→ WHAT TO WORK ON:
Copy out every record below, word for word.

A block of data:
* * *

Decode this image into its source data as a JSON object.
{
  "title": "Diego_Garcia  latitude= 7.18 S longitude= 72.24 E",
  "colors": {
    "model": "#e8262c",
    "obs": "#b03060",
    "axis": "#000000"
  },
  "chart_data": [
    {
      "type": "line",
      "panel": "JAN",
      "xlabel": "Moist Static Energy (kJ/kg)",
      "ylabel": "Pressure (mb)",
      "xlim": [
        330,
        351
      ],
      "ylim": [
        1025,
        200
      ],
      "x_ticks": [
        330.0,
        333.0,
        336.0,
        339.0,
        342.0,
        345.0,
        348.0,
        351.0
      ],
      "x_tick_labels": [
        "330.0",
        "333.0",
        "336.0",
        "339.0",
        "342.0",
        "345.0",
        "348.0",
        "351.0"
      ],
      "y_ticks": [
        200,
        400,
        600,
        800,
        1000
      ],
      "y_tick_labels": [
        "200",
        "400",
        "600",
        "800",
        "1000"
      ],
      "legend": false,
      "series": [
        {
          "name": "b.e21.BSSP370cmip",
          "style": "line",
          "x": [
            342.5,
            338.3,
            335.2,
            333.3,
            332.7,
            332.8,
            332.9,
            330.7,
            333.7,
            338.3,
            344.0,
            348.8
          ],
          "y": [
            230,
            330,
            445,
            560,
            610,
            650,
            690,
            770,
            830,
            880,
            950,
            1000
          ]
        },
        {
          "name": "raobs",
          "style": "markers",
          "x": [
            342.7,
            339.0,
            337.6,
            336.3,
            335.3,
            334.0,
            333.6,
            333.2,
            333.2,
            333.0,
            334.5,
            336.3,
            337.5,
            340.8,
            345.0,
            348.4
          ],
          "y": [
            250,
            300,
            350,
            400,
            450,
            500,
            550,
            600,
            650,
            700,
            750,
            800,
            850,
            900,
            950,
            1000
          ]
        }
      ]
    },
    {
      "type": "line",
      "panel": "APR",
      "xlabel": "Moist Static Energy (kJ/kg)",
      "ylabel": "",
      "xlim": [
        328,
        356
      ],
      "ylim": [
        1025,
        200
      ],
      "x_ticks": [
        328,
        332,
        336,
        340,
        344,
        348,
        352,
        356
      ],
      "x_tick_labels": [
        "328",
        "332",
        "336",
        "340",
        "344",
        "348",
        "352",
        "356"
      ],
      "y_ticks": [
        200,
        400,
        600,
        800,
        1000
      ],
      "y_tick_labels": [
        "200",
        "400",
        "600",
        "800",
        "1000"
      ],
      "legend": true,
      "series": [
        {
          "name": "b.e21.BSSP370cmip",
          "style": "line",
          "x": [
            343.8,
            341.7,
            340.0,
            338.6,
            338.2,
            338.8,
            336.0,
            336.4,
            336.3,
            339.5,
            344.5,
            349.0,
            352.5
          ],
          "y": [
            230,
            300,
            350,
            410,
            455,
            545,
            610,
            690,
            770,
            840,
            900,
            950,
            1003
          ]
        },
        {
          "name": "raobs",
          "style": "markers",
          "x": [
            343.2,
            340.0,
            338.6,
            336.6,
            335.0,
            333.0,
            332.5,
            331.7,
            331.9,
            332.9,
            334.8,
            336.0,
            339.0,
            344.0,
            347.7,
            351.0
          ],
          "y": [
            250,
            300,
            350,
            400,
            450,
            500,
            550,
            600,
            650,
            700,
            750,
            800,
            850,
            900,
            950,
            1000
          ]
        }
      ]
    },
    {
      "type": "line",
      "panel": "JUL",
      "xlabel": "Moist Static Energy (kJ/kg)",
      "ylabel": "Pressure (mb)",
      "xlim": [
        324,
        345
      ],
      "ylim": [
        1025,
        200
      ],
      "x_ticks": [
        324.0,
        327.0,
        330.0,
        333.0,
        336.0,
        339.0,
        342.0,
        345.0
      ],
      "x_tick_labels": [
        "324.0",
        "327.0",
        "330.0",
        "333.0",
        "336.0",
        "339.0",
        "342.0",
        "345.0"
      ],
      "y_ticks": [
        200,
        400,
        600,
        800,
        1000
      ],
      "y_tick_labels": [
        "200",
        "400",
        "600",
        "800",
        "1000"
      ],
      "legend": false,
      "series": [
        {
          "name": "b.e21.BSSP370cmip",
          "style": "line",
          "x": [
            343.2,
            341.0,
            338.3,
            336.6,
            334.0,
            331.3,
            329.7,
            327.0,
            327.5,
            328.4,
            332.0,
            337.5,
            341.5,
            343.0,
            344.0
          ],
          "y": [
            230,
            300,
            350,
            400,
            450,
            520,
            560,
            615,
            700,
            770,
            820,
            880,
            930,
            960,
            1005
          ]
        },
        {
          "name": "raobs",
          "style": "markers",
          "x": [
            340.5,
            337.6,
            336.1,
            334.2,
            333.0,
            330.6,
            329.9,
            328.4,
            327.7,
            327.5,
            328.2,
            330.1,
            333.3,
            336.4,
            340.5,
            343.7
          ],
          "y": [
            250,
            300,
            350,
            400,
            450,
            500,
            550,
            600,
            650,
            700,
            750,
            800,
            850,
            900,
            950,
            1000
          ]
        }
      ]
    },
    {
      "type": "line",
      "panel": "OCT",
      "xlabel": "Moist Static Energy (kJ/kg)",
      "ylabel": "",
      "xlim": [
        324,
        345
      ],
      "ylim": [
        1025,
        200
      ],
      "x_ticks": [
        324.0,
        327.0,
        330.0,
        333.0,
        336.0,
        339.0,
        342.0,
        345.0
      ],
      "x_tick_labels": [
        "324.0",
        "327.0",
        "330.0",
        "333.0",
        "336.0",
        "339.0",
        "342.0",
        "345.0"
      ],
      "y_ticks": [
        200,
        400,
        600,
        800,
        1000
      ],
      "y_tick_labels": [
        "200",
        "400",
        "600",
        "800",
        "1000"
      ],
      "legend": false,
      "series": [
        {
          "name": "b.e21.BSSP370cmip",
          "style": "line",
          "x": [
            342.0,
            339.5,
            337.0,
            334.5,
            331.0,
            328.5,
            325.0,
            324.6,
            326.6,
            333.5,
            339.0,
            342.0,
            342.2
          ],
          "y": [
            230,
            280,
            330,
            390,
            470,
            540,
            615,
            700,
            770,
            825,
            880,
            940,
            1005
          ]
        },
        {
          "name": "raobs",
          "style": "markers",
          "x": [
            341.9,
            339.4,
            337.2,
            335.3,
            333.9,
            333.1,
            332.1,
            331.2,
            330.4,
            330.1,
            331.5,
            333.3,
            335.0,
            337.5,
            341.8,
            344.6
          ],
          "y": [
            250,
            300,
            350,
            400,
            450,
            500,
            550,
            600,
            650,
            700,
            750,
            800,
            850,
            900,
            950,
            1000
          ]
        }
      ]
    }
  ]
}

* * *

→ ANSWER TO THE PROBLEM:
Decode this image into its source data as a JSON object.
{
  "title": "Diego_Garcia  latitude= 7.18 S longitude= 72.24 E",
  "colors": {
    "model": "#e8262c",
    "obs": "#b03060",
    "axis": "#000000"
  },
  "chart_data": [
    {
      "type": "line",
      "panel": "JAN",
      "xlabel": "Moist Static Energy (kJ/kg)",
      "ylabel": "Pressure (mb)",
      "xlim": [
        330,
        351
      ],
      "ylim": [
        1025,
        200
      ],
      "x_ticks": [
        330.0,
        333.0,
        336.0,
        339.0,
        342.0,
        345.0,
        348.0,
        351.0
      ],
      "x_tick_labels": [
        "330.0",
        "333.0",
        "336.0",
        "339.0",
        "342.0",
        "345.0",
        "348.0",
        "351.0"
      ],
      "y_ticks": [
        200,
        400,
        600,
        800,
        1000
      ],
      "y_tick_labels": [
        "200",
        "400",
        "600",
        "800",
        "1000"
      ],
      "legend": false,
      "series": [
        {
          "name": "b.e21.BSSP370cmip",
          "style": "line",
          "x": [
            342.5,
            338.3,
            335.2,
            333.3,
            332.7,
            332.8,
            332.9,
            330.7,
            333.7,
            338.3,
            344.0,
            348.8
          ],
          "y": [
            230,
            330,
            445,
            560,
            610,
            650,
            690,
            770,
            830,
            880,
            950,
            1000
          ]
        },
        {
          "name": "raobs",
          "style": "markers",
          "x": [
            342.7,
            339.0,
            337.6,
            336.3,
            335.3,
            334.0,
            333.6,
            333.2,
            333.2,
            333.0,
            334.5,
            336.3,
            337.5,
            340.8,
            345.0,
            348.4
          ],
          "y": [
            250,
            300,
            350,
            400,
            450,
            500,
            550,
            600,
            650,
            700,
            750,
            800,
            850,
            900,
            950,
            1000
          ]
        }
      ]
    },
    {
      "type": "line",
      "panel": "APR",
      "xlabel": "Moist Static Energy (kJ/kg)",
      "ylabel": "",
      "xlim": [
        328,
        356
      ],
      "ylim": [
        1025,
        200
      ],
      "x_ticks": [
        328,
        332,
        336,
        340,
        344,
        348,
        352,
        356
      ],
      "x_tick_labels": [
        "328",
        "332",
        "336",
        "340",
        "344",
        "348",
        "352",
        "356"
      ],
      "y_ticks": [
        200,
        400,
        600,
        800,
        1000
      ],
      "y_tick_labels": [
        "200",
        "400",
        "600",
        "800",
        "1000"
      ],
      "legend": true,
      "series": [
        {
          "name": "b.e21.BSSP370cmip",
          "style": "line",
          "x": [
            343.8,
            341.7,
            340.0,
            338.6,
            338.2,
            338.8,
            336.0,
            336.4,
            336.3,
            339.5,
            344.5,
            349.0,
            352.5
          ],
          "y": [
            230,
            300,
            350,
            410,
            455,
            545,
            610,
            690,
            770,
            840,
            900,
            950,
            1003
          ]
        },
        {
          "name": "raobs",
          "style": "markers",
          "x": [
            343.2,
            340.0,
            338.6,
            336.6,
            335.0,
            333.0,
            332.5,
            331.7,
            331.9,
            332.9,
            334.8,
            336.0,
            339.0,
            344.0,
            347.7,
            351.0
          ],
          "y": [
            250,
            300,
            350,
            400,
            450,
            500,
            550,
            600,
            650,
            700,
            750,
            800,
            850,
            900,
            950,
            1000
          ]
        }
      ]
    },
    {
      "type": "line",
      "panel": "JUL",
      "xlabel": "Moist Static Energy (kJ/kg)",
      "ylabel": "Pressure (mb)",
      "xlim": [
        324,
        345
      ],
      "ylim": [
        1025,
        200
      ],
      "x_ticks": [
        324.0,
        327.0,
        330.0,
        333.0,
        336.0,
        339.0,
        342.0,
        345.0
      ],
      "x_tick_labels": [
        "324.0",
        "327.0",
        "330.0",
        "333.0",
        "336.0",
        "339.0",
        "342.0",
        "345.0"
      ],
      "y_ticks": [
        200,
        400,
        600,
        800,
        1000
      ],
      "y_tick_labels": [
        "200",
        "400",
        "600",
        "800",
        "1000"
      ],
      "legend": false,
      "series": [
        {
          "name": "b.e21.BSSP370cmip",
          "style": "line",
          "x": [
            343.2,
            341.0,
            338.3,
            336.6,
            334.0,
            331.3,
            329.7,
            327.0,
            327.5,
            328.4,
            332.0,
            337.5,
            341.5,
            343.0,
            344.0
          ],
          "y": [
            230,
            300,
            350,
            400,
            450,
            520,
            560,
            615,
            700,
            770,
            820,
            880,
            930,
            960,
            1005
          ]
        },
        {
          "name": "raobs",
          "style": "markers",
          "x": [
            340.5,
            337.6,
            336.1,
            334.2,
            333.0,
            330.6,
            329.9,
            328.4,
            327.7,
            327.5,
            328.2,
            330.1,
            333.3,
            336.4,
            340.5,
            343.7
          ],
          "y": [
            250,
            300,
            350,
            400,
            450,
            500,
            550,
            600,
            650,
            700,
            750,
            800,
            850,
            900,
            950,
            1000
          ]
        }
      ]
    },
    {
      "type": "line",
      "panel": "OCT",
      "xlabel": "Moist Static Energy (kJ/kg)",
      "ylabel": "",
      "xlim": [
        324,
        345
      ],
      "ylim": [
        1025,
        200
      ],
      "x_ticks": [
        324.0,
        327.0,
        330.0,
        333.0,
        336.0,
        339.0,
        342.0,
        345.0
      ],
      "x_tick_labels": [
        "324.0",
        "327.0",
        "330.0",
        "333.0",
        "336.0",
        "339.0",
        "342.0",
        "345.0"
      ],
      "y_ticks": [
        200,
        400,
        600,
        800,
        1000
      ],
      "y_tick_labels": [
        "200",
        "400",
        "600",
        "800",
        "1000"
      ],
      "legend": false,
      "series": [
        {
          "name": "b.e21.BSSP370cmip",
          "style": "line",
          "x": [
            342.0,
            339.5,
            337.0,
            334.5,
            331.0,
            328.5,
            325.0,
            324.6,
            326.6,
            333.5,
            339.0,
            342.0,
            342.2
          ],
          "y": [
            230,
            280,
            330,
            390,
            470,
            540,
            615,
            700,
            770,
            825,
            880,
            940,
            1005
          ]
        },
        {
          "name": "raobs",
          "style": "markers",
          "x": [
            341.9,
            339.4,
            337.2,
            335.3,
            333.9,
            333.1,
            332.1,
            331.2,
            330.4,
            330.1,
            331.5,
            333.3,
            335.0,
            337.5,
            341.8,
            344.6
          ],
          "y": [
            250,
            300,
            350,
            400,
            450,
            500,
            550,
            600,
            650,
            700,
            750,
            800,
            850,
            900,
            950,
            1000
          ]
        }
      ]
    }
  ]
}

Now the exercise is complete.